What the task asks —
Make an exact copy of the listing below.
==== The input
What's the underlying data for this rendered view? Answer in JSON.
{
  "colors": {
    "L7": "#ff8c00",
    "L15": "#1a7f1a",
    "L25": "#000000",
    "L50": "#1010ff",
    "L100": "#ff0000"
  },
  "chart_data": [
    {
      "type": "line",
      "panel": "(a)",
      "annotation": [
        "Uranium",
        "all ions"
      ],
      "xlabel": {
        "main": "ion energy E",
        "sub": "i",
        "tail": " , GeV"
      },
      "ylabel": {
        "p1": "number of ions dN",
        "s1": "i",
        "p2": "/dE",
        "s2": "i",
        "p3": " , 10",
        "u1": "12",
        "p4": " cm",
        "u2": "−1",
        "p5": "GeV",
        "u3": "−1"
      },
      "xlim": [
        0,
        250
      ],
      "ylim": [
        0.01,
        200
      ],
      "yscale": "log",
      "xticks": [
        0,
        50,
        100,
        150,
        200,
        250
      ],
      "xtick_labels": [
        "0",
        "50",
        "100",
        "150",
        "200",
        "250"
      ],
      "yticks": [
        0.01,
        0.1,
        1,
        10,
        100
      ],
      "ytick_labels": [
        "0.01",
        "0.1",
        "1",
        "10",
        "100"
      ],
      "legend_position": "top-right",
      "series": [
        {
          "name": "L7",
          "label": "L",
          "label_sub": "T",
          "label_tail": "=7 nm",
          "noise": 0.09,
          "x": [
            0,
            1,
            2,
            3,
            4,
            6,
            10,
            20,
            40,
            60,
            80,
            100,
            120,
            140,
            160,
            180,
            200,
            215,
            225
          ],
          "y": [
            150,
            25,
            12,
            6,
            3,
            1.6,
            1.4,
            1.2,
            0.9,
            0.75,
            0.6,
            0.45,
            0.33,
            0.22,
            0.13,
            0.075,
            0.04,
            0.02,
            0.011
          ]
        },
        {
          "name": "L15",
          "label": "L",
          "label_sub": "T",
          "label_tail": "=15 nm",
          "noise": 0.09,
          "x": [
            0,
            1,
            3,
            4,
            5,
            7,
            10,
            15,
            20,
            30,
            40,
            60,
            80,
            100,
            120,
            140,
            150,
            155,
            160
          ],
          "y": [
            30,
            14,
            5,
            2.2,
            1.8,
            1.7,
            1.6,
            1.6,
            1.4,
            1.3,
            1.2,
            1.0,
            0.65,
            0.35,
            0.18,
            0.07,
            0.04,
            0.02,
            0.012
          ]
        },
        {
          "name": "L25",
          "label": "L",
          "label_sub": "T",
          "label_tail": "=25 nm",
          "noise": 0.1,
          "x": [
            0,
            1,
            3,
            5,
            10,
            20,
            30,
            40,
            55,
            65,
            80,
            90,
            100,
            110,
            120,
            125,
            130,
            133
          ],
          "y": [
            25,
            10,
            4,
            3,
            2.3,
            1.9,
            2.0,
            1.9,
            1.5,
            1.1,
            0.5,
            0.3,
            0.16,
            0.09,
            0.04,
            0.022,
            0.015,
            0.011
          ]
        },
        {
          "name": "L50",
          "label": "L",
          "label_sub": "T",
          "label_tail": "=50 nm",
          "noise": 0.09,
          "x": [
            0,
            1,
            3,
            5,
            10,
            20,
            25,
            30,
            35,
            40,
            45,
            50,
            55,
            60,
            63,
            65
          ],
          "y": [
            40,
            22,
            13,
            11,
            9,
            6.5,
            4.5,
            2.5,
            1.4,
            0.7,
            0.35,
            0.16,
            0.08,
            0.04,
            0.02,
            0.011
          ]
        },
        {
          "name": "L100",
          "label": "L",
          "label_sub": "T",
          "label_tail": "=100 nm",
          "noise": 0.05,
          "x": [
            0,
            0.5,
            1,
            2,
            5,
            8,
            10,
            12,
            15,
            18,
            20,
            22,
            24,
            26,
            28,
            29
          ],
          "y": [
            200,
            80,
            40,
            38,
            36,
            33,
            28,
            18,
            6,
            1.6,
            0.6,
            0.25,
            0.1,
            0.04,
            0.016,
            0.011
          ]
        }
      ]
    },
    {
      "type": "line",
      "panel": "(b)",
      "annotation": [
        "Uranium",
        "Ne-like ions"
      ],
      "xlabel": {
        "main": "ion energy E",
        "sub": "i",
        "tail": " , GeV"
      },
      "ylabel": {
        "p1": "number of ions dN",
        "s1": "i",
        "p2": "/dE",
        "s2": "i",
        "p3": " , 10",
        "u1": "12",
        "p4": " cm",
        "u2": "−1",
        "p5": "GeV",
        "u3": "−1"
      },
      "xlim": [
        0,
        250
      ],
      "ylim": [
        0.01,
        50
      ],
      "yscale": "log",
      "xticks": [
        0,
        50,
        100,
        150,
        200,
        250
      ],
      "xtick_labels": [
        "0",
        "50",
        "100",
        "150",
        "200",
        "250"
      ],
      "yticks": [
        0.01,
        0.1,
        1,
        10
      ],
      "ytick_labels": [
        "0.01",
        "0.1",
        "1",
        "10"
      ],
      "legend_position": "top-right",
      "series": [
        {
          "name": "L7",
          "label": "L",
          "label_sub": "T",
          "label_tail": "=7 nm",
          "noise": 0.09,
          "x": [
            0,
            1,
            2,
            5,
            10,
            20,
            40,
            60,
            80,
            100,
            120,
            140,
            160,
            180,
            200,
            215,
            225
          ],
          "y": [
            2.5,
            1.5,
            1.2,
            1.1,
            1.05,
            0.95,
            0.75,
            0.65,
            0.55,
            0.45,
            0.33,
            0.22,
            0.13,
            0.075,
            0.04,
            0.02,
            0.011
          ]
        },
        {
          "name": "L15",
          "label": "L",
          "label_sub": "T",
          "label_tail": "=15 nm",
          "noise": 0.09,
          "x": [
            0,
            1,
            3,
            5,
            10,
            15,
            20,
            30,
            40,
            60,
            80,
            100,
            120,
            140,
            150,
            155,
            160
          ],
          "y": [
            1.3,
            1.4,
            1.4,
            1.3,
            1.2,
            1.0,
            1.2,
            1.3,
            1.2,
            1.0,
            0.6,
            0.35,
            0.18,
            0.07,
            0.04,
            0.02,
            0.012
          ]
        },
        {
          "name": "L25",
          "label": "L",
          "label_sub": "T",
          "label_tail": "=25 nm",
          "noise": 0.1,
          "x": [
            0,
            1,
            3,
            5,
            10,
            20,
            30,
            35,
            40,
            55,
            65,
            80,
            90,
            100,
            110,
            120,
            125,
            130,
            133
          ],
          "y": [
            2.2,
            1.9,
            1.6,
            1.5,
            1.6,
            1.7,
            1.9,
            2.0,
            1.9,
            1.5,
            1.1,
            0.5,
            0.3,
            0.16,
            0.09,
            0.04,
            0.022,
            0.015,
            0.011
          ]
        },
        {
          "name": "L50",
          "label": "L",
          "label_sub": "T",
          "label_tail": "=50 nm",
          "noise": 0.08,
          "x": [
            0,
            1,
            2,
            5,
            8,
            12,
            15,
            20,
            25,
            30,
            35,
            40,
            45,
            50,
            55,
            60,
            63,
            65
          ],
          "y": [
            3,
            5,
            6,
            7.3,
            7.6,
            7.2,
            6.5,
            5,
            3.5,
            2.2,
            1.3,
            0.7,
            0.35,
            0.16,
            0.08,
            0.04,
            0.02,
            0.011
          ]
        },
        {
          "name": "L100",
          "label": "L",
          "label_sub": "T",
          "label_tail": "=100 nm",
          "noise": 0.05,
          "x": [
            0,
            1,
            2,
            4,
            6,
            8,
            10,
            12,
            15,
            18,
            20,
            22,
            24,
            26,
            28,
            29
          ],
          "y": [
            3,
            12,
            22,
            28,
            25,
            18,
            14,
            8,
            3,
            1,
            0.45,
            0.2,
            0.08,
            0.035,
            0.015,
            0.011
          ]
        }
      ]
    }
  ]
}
========
Exercise answer —
What's the underlying data for this rendered view? Answer in JSON.
{
  "colors": {
    "L7": "#ff8c00",
    "L15": "#1a7f1a",
    "L25": "#000000",
    "L50": "#1010ff",
    "L100": "#ff0000"
  },
  "chart_data": [
    {
      "type": "line",
      "panel": "(a)",
      "annotation": [
        "Uranium",
        "all ions"
      ],
      "xlabel": {
        "main": "ion energy E",
        "sub": "i",
        "tail": " , GeV"
      },
      "ylabel": {
        "p1": "number of ions dN",
        "s1": "i",
        "p2": "/dE",
        "s2": "i",
        "p3": " , 10",
        "u1": "12",
        "p4": " cm",
        "u2": "−1",
        "p5": "GeV",
        "u3": "−1"
      },
      "xlim": [
        0,
        250
      ],
      "ylim": [
        0.01,
        200
      ],
      "yscale": "log",
      "xticks": [
        0,
        50,
        100,
        150,
        200,
        250
      ],
      "xtick_labels": [
        "0",
        "50",
        "100",
        "150",
        "200",
        "250"
      ],
      "yticks": [
        0.01,
        0.1,
        1,
        10,
        100
      ],
      "ytick_labels": [
        "0.01",
        "0.1",
        "1",
        "10",
        "100"
      ],
      "legend_position": "top-right",
      "series": [
        {
          "name": "L7",
          "label": "L",
          "label_sub": "T",
          "label_tail": "=7 nm",
          "noise": 0.09,
          "x": [
            0,
            1,
            2,
            3,
            4,
            6,
            10,
            20,
            40,
            60,
            80,
            100,
            120,
            140,
            160,
            180,
            200,
            215,
            225
          ],
          "y": [
            150,
            25,
            12,
            6,
            3,
            1.6,
            1.4,
            1.2,
            0.9,
            0.75,
            0.6,
            0.45,
            0.33,
            0.22,
            0.13,
            0.075,
            0.04,
            0.02,
            0.011
          ]
        },
        {
          "name": "L15",
          "label": "L",
          "label_sub": "T",
          "label_tail": "=15 nm",
          "noise": 0.09,
          "x": [
            0,
            1,
            3,
            4,
            5,
            7,
            10,
            15,
            20,
            30,
            40,
            60,
            80,
            100,
            120,
            140,
            150,
            155,
            160
          ],
          "y": [
            30,
            14,
            5,
            2.2,
            1.8,
            1.7,
            1.6,
            1.6,
            1.4,
            1.3,
            1.2,
            1.0,
            0.65,
            0.35,
            0.18,
            0.07,
            0.04,
            0.02,
            0.012
          ]
        },
        {
          "name": "L25",
          "label": "L",
          "label_sub": "T",
          "label_tail": "=25 nm",
          "noise": 0.1,
          "x": [
            0,
            1,
            3,
            5,
            10,
            20,
            30,
            40,
            55,
            65,
            80,
            90,
            100,
            110,
            120,
            125,
            130,
            133
          ],
          "y": [
            25,
            10,
            4,
            3,
            2.3,
            1.9,
            2.0,
            1.9,
            1.5,
            1.1,
            0.5,
            0.3,
            0.16,
            0.09,
            0.04,
            0.022,
            0.015,
            0.011
          ]
        },
        {
          "name": "L50",
          "label": "L",
          "label_sub": "T",
          "label_tail": "=50 nm",
          "noise": 0.09,
          "x": [
            0,
            1,
            3,
            5,
            10,
            20,
            25,
            30,
            35,
            40,
            45,
            50,
            55,
            60,
            63,
            65
          ],
          "y": [
            40,
            22,
            13,
            11,
            9,
            6.5,
            4.5,
            2.5,
            1.4,
            0.7,
            0.35,
            0.16,
            0.08,
            0.04,
            0.02,
            0.011
          ]
        },
        {
          "name": "L100",
          "label": "L",
          "label_sub": "T",
          "label_tail": "=100 nm",
          "noise": 0.05,
          "x": [
            0,
            0.5,
            1,
            2,
            5,
            8,
            10,
            12,
            15,
            18,
            20,
            22,
            24,
            26,
            28,
            29
          ],
          "y": [
            200,
            80,
            40,
            38,
            36,
            33,
            28,
            18,
            6,
            1.6,
            0.6,
            0.25,
            0.1,
            0.04,
            0.016,
            0.011
          ]
        }
      ]
    },
    {
      "type": "line",
      "panel": "(b)",
      "annotation": [
        "Uranium",
        "Ne-like ions"
      ],
      "xlabel": {
        "main": "ion energy E",
        "sub": "i",
        "tail": " , GeV"
      },
      "ylabel": {
        "p1": "number of ions dN",
        "s1": "i",
        "p2": "/dE",
        "s2": "i",
        "p3": " , 10",
        "u1": "12",
        "p4": " cm",
        "u2": "−1",
        "p5": "GeV",
        "u3": "−1"
      },
      "xlim": [
        0,
        250
      ],
      "ylim": [
        0.01,
        50
      ],
      "yscale": "log",
      "xticks": [
        0,
        50,
        100,
        150,
        200,
        250
      ],
      "xtick_labels": [
        "0",
        "50",
        "100",
        "150",
        "200",
        "250"
      ],
      "yticks": [
        0.01,
        0.1,
        1,
        10
      ],
      "ytick_labels": [
        "0.01",
        "0.1",
        "1",
        "10"
      ],
      "legend_position": "top-right",
      "series": [
        {
          "name": "L7",
          "label": "L",
          "label_sub": "T",
          "label_tail": "=7 nm",
          "noise": 0.09,
          "x": [
            0,
            1,
            2,
            5,
            10,
            20,
            40,
            60,
            80,
            100,
            120,
            140,
            160,
            180,
            200,
            215,
            225
          ],
          "y": [
            2.5,
            1.5,
            1.2,
            1.1,
            1.05,
            0.95,
            0.75,
            0.65,
            0.55,
            0.45,
            0.33,
            0.22,
            0.13,
            0.075,
            0.04,
            0.02,
            0.011
          ]
        },
        {
          "name": "L15",
          "label": "L",
          "label_sub": "T",
          "label_tail": "=15 nm",
          "noise": 0.09,
          "x": [
            0,
            1,
            3,
            5,
            10,
            15,
            20,
            30,
            40,
            60,
            80,
            100,
            120,
            140,
            150,
            155,
            160
          ],
          "y": [
            1.3,
            1.4,
            1.4,
            1.3,
            1.2,
            1.0,
            1.2,
            1.3,
            1.2,
            1.0,
            0.6,
            0.35,
            0.18,
            0.07,
            0.04,
            0.02,
            0.012
          ]
        },
        {
          "name": "L25",
          "label": "L",
          "label_sub": "T",
          "label_tail": "=25 nm",
          "noise": 0.1,
          "x": [
            0,
            1,
            3,
            5,
            10,
            20,
            30,
            35,
            40,
            55,
            65,
            80,
            90,
            100,
            110,
            120,
            125,
            130,
            133
          ],
          "y": [
            2.2,
            1.9,
            1.6,
            1.5,
            1.6,
            1.7,
            1.9,
            2.0,
            1.9,
            1.5,
            1.1,
            0.5,
            0.3,
            0.16,
            0.09,
            0.04,
            0.022,
            0.015,
            0.011
          ]
        },
        {
          "name": "L50",
          "label": "L",
          "label_sub": "T",
          "label_tail": "=50 nm",
          "noise": 0.08,
          "x": [
            0,
            1,
            2,
            5,
            8,
            12,
            15,
            20,
            25,
            30,
            35,
            40,
            45,
            50,
            55,
            60,
            63,
            65
          ],
          "y": [
            3,
            5,
            6,
            7.3,
            7.6,
            7.2,
            6.5,
            5,
            3.5,
            2.2,
            1.3,
            0.7,
            0.35,
            0.16,
            0.08,
            0.04,
            0.02,
            0.011
          ]
        },
        {
          "name": "L100",
          "label": "L",
          "label_sub": "T",
          "label_tail": "=100 nm",
          "noise": 0.05,
          "x": [
            0,
            1,
            2,
            4,
            6,
            8,
            10,
            12,
            15,
            18,
            20,
            22,
            24,
            26,
            28,
            29
          ],
          "y": [
            3,
            12,
            22,
            28,
            25,
            18,
            14,
            8,
            3,
            1,
            0.45,
            0.2,
            0.08,
            0.035,
            0.015,
            0.011
          ]
        }
      ]
    }
  ]
}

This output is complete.